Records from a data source
## begin
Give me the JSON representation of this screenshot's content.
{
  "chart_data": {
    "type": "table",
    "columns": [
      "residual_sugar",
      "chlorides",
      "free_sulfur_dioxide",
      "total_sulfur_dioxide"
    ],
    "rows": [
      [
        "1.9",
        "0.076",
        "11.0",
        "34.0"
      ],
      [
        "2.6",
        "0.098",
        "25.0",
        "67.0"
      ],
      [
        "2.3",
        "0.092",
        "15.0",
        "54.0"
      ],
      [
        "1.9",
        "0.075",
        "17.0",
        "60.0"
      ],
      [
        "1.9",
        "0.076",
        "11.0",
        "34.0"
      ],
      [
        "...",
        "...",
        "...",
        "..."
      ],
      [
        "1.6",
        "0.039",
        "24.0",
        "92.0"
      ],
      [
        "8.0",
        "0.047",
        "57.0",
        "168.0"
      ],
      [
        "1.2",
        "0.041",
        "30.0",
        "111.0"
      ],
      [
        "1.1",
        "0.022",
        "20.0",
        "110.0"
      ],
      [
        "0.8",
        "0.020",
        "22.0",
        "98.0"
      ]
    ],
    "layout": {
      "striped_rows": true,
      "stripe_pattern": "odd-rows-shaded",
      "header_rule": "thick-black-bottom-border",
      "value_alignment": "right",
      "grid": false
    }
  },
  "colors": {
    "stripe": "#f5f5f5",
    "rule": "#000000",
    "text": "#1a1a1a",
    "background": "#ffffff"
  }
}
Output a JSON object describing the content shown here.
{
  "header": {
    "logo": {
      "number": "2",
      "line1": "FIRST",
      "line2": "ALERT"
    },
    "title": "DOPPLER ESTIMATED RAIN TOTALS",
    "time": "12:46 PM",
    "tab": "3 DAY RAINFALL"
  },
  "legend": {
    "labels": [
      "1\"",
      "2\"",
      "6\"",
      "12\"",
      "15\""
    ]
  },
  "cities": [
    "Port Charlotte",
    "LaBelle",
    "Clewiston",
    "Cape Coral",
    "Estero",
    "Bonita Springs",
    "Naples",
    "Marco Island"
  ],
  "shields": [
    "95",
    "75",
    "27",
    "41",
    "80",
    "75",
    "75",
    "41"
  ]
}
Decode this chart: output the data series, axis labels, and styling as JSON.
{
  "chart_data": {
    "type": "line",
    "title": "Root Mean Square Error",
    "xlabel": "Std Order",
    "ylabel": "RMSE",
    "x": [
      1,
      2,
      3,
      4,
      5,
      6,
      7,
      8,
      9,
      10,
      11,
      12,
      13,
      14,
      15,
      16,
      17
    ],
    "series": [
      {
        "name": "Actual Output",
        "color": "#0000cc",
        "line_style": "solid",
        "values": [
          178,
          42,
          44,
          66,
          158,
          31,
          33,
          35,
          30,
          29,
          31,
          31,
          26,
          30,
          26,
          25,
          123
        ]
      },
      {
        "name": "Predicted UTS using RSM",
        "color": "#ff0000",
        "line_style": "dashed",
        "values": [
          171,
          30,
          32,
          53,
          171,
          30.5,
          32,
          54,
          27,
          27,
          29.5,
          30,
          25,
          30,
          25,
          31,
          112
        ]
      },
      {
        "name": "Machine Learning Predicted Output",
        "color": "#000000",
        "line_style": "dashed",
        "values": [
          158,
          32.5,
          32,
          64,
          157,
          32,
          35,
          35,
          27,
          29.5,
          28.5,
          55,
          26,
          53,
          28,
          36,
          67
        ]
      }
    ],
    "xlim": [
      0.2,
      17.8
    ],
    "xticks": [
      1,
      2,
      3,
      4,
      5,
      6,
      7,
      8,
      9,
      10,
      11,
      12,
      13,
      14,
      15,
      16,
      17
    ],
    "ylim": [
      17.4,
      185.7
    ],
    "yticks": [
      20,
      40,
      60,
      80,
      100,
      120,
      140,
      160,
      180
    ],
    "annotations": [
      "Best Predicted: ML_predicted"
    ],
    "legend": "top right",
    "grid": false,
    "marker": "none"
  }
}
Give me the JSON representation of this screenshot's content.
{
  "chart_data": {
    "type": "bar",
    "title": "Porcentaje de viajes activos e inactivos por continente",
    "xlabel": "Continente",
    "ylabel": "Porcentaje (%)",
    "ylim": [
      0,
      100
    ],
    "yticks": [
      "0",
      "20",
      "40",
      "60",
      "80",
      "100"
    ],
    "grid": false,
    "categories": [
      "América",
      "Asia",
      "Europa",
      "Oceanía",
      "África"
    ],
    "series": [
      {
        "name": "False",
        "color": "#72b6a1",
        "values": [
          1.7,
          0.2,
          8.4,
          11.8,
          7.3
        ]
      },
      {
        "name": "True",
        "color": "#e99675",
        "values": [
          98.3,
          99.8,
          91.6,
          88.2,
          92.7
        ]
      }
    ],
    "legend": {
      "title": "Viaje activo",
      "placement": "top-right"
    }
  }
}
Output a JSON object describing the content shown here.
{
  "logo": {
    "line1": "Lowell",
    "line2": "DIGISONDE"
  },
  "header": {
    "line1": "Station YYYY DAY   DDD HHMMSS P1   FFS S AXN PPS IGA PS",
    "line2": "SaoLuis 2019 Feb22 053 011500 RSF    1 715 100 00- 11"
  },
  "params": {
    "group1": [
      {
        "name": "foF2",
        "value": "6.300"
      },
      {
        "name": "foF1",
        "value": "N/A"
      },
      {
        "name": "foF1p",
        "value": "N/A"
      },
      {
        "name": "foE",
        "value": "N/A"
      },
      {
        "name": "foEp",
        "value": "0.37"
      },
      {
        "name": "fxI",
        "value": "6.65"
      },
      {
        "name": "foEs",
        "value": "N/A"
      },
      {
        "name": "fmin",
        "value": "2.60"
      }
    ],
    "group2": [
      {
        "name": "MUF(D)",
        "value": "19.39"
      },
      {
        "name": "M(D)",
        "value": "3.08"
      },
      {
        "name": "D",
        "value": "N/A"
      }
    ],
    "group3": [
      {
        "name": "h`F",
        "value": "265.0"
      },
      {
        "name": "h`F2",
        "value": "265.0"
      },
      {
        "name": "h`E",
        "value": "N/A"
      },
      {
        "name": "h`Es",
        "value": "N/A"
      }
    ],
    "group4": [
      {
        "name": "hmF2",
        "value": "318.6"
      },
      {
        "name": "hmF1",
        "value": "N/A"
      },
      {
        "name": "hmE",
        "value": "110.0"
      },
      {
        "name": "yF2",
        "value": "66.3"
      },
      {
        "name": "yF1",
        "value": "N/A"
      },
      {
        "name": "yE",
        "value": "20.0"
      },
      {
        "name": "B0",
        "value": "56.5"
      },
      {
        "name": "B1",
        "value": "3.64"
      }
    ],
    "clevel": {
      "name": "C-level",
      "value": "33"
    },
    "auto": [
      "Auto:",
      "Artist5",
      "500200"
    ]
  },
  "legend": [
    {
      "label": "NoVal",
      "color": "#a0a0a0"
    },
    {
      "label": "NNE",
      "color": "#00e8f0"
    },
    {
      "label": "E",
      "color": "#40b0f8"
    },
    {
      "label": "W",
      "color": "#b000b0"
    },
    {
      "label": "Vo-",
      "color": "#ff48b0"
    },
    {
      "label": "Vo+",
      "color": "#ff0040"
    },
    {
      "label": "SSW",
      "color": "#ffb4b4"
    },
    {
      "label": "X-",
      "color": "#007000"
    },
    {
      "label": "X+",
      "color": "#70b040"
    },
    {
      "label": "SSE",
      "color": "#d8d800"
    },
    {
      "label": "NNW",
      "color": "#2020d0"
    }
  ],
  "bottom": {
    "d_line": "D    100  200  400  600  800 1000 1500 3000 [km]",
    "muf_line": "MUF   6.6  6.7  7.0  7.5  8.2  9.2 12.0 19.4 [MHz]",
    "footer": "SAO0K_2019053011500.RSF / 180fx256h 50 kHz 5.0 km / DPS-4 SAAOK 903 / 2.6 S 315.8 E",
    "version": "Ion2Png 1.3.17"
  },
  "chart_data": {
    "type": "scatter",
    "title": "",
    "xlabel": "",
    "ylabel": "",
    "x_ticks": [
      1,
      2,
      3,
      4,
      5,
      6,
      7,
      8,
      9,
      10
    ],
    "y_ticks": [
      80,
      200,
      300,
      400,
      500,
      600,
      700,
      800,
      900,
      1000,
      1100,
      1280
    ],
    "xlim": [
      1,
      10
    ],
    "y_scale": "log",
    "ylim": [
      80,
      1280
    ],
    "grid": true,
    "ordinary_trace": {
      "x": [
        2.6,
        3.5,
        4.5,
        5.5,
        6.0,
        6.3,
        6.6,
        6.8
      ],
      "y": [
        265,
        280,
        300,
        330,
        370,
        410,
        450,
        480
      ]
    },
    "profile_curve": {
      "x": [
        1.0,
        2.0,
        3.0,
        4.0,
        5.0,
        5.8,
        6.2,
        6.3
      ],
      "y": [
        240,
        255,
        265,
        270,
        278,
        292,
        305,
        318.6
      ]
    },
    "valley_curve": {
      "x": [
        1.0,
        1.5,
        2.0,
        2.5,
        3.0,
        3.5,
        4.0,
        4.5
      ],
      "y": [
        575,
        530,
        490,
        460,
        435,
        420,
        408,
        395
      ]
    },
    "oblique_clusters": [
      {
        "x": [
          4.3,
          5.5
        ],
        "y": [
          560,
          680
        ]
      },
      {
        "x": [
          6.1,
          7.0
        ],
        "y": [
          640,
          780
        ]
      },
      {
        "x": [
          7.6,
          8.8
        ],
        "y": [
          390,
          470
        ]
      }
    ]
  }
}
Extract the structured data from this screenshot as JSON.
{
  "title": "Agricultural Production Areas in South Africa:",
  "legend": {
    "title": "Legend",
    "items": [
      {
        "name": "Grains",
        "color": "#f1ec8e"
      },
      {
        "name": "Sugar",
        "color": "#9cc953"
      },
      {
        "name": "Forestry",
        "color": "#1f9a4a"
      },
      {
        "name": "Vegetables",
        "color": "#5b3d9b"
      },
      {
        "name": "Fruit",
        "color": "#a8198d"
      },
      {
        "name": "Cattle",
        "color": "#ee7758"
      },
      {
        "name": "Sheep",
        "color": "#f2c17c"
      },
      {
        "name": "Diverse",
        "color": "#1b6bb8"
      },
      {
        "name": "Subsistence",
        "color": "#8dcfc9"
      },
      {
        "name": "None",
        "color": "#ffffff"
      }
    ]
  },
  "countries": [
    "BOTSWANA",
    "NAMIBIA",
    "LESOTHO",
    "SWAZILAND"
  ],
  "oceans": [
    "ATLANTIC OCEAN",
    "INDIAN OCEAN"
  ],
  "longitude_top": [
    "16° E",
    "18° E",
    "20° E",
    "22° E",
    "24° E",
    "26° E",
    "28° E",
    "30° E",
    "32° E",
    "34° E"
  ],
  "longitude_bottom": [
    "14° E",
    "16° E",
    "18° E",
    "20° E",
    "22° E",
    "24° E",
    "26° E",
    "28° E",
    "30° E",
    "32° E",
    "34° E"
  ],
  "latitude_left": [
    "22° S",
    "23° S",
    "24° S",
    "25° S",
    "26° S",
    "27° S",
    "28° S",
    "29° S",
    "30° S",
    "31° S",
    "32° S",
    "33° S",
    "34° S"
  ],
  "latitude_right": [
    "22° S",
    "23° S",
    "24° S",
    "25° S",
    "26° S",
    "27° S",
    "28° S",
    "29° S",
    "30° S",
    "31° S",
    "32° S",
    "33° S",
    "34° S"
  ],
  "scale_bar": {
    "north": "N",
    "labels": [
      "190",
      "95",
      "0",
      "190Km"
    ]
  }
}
## end
▶ _TASK PROMPT_:
Copy all lines from the data that hold the word "title".

▶ _RESPONSE_:
    "title": "DOPPLER ESTIMATED RAIN TOTALS",
    "title": "Root Mean Square Error",
    "title": "Porcentaje de viajes activos e inactivos por continente",
      "title": "Viaje activo",
    "title": "",
  "title": "Agricultural Production Areas in South Africa:",
    "title": "Legend",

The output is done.